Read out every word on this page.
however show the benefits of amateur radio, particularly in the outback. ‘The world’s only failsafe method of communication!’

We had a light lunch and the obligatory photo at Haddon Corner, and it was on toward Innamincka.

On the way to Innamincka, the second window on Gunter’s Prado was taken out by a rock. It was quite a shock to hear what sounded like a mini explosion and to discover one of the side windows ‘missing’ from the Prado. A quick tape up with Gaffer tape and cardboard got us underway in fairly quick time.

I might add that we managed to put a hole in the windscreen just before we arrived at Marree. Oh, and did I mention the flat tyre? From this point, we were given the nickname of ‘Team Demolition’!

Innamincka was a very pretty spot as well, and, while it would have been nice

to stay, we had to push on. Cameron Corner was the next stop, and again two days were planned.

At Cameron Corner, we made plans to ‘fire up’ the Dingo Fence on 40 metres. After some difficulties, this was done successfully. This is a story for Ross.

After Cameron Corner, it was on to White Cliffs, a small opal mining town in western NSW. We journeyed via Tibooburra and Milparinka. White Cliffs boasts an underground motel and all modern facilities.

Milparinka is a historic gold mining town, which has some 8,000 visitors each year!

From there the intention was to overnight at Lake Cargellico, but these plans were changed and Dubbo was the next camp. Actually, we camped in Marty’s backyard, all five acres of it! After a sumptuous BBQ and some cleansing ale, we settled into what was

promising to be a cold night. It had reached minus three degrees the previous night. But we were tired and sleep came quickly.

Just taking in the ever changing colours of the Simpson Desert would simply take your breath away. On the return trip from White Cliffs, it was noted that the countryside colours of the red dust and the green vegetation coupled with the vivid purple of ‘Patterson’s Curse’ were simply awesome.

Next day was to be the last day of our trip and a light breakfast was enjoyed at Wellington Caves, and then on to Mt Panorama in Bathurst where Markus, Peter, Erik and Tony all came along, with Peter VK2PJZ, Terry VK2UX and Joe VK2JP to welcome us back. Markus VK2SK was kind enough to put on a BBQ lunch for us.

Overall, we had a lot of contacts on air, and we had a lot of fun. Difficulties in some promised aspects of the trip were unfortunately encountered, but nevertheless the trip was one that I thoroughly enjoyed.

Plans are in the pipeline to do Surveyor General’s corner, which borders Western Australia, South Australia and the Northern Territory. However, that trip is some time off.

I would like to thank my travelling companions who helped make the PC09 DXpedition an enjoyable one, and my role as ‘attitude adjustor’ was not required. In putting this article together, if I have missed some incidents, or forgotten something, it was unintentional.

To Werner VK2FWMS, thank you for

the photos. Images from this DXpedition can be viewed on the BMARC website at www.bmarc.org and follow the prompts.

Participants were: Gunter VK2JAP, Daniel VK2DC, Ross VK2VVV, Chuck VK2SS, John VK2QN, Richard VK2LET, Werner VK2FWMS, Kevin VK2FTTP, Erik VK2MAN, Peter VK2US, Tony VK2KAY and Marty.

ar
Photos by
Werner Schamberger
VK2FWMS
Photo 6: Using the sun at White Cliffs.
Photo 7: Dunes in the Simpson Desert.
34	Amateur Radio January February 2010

+++

## DIRECTIONS FOR THIS TASK
Set down the entries above again, word for word.

## ANSWER TO THE TASK
Read out every word on this page.
however show the benefits of amateur radio, particularly in the outback. ‘The world’s only failsafe method of communication!’

We had a light lunch and the obligatory photo at Haddon Corner, and it was on toward Innamincka.

On the way to Innamincka, the second window on Gunter’s Prado was taken out by a rock. It was quite a shock to hear what sounded like a mini explosion and to discover one of the side windows ‘missing’ from the Prado. A quick tape up with Gaffer tape and cardboard got us underway in fairly quick time.

I might add that we managed to put a hole in the windscreen just before we arrived at Marree. Oh, and did I mention the flat tyre? From this point, we were given the nickname of ‘Team Demolition’!

Innamincka was a very pretty spot as well, and, while it would have been nice

to stay, we had to push on. Cameron Corner was the next stop, and again two days were planned.

At Cameron Corner, we made plans to ‘fire up’ the Dingo Fence on 40 metres. After some difficulties, this was done successfully. This is a story for Ross.

After Cameron Corner, it was on to White Cliffs, a small opal mining town in western NSW. We journeyed via Tibooburra and Milparinka. White Cliffs boasts an underground motel and all modern facilities.

Milparinka is a historic gold mining town, which has some 8,000 visitors each year!

From there the intention was to overnight at Lake Cargellico, but these plans were changed and Dubbo was the next camp. Actually, we camped in Marty’s backyard, all five acres of it! After a sumptuous BBQ and some cleansing ale, we settled into what was

promising to be a cold night. It had reached minus three degrees the previous night. But we were tired and sleep came quickly.

Just taking in the ever changing colours of the Simpson Desert would simply take your breath away. On the return trip from White Cliffs, it was noted that the countryside colours of the red dust and the green vegetation coupled with the vivid purple of ‘Patterson’s Curse’ were simply awesome.

Next day was to be the last day of our trip and a light breakfast was enjoyed at Wellington Caves, and then on to Mt Panorama in Bathurst where Markus, Peter, Erik and Tony all came along, with Peter VK2PJZ, Terry VK2UX and Joe VK2JP to welcome us back. Markus VK2SK was kind enough to put on a BBQ lunch for us.

Overall, we had a lot of contacts on air, and we had a lot of fun. Difficulties in some promised aspects of the trip were unfortunately encountered, but nevertheless the trip was one that I thoroughly enjoyed.

Plans are in the pipeline to do Surveyor General’s corner, which borders Western Australia, South Australia and the Northern Territory. However, that trip is some time off.

I would like to thank my travelling companions who helped make the PC09 DXpedition an enjoyable one, and my role as ‘attitude adjustor’ was not required. In putting this article together, if I have missed some incidents, or forgotten something, it was unintentional.

To Werner VK2FWMS, thank you for

the photos. Images from this DXpedition can be viewed on the BMARC website at www.bmarc.org and follow the prompts.

Participants were: Gunter VK2JAP, Daniel VK2DC, Ross VK2VVV, Chuck VK2SS, John VK2QN, Richard VK2LET, Werner VK2FWMS, Kevin VK2FTTP, Erik VK2MAN, Peter VK2US, Tony VK2KAY and Marty.

ar
Photos by
Werner Schamberger
VK2FWMS
Photo 6: Using the sun at White Cliffs.
Photo 7: Dunes in the Simpson Desert.
34	Amateur Radio January February 2010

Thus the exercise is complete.